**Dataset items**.
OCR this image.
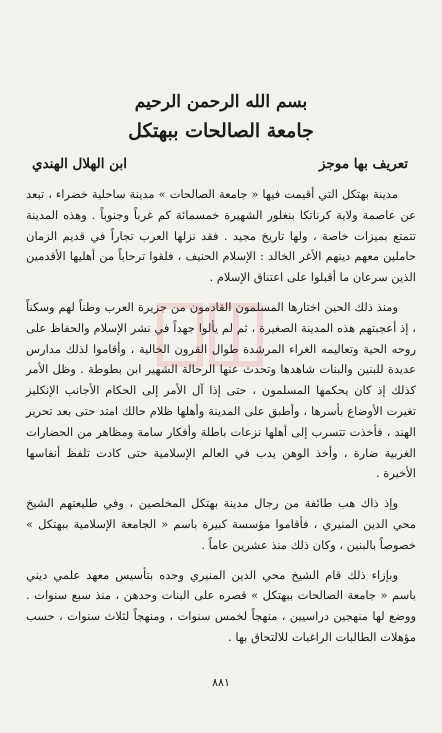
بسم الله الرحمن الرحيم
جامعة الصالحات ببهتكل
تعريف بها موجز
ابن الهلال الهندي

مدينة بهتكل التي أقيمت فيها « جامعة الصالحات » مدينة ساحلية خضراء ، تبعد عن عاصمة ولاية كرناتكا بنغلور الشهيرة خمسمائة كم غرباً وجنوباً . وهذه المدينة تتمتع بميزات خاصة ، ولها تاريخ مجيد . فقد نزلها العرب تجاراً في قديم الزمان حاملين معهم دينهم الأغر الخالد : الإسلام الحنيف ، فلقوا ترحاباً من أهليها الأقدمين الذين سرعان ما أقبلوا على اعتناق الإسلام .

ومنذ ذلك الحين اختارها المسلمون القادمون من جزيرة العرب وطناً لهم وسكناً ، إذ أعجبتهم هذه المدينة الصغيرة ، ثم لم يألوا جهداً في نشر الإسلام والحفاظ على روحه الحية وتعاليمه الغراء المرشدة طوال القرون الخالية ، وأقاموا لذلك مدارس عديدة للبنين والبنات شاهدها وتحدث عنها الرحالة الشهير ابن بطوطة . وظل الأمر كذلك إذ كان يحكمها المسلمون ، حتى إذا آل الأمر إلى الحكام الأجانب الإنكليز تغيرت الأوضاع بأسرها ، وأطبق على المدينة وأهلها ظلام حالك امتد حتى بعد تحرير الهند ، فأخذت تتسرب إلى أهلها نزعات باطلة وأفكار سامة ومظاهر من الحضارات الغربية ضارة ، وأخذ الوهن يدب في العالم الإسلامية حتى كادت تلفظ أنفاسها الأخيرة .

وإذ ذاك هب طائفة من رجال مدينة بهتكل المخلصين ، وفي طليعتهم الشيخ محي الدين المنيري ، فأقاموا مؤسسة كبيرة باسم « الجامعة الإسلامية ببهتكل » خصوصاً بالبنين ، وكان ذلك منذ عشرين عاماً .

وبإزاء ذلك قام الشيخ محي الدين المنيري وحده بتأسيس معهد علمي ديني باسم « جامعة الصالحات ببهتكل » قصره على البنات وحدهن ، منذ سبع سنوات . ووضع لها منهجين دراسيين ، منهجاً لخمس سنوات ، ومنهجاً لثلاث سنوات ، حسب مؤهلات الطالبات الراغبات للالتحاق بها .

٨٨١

**Exercise requirements**. Leave out the pictures and give the rest of the records again exactly.

**Correct result**.
OCR this image.
بسم الله الرحمن الرحيم
جامعة الصالحات ببهتكل
تعريف بها موجز
ابن الهلال الهندي

مدينة بهتكل التي أقيمت فيها « جامعة الصالحات » مدينة ساحلية خضراء ، تبعد عن عاصمة ولاية كرناتكا بنغلور الشهيرة خمسمائة كم غرباً وجنوباً . وهذه المدينة تتمتع بميزات خاصة ، ولها تاريخ مجيد . فقد نزلها العرب تجاراً في قديم الزمان حاملين معهم دينهم الأغر الخالد : الإسلام الحنيف ، فلقوا ترحاباً من أهليها الأقدمين الذين سرعان ما أقبلوا على اعتناق الإسلام .

ومنذ ذلك الحين اختارها المسلمون القادمون من جزيرة العرب وطناً لهم وسكناً ، إذ أعجبتهم هذه المدينة الصغيرة ، ثم لم يألوا جهداً في نشر الإسلام والحفاظ على روحه الحية وتعاليمه الغراء المرشدة طوال القرون الخالية ، وأقاموا لذلك مدارس عديدة للبنين والبنات شاهدها وتحدث عنها الرحالة الشهير ابن بطوطة . وظل الأمر كذلك إذ كان يحكمها المسلمون ، حتى إذا آل الأمر إلى الحكام الأجانب الإنكليز تغيرت الأوضاع بأسرها ، وأطبق على المدينة وأهلها ظلام حالك امتد حتى بعد تحرير الهند ، فأخذت تتسرب إلى أهلها نزعات باطلة وأفكار سامة ومظاهر من الحضارات الغربية ضارة ، وأخذ الوهن يدب في العالم الإسلامية حتى كادت تلفظ أنفاسها الأخيرة .

وإذ ذاك هب طائفة من رجال مدينة بهتكل المخلصين ، وفي طليعتهم الشيخ محي الدين المنيري ، فأقاموا مؤسسة كبيرة باسم « الجامعة الإسلامية ببهتكل » خصوصاً بالبنين ، وكان ذلك منذ عشرين عاماً .

وبإزاء ذلك قام الشيخ محي الدين المنيري وحده بتأسيس معهد علمي ديني باسم « جامعة الصالحات ببهتكل » قصره على البنات وحدهن ، منذ سبع سنوات . ووضع لها منهجين دراسيين ، منهجاً لخمس سنوات ، ومنهجاً لثلاث سنوات ، حسب مؤهلات الطالبات الراغبات للالتحاق بها .

٨٨١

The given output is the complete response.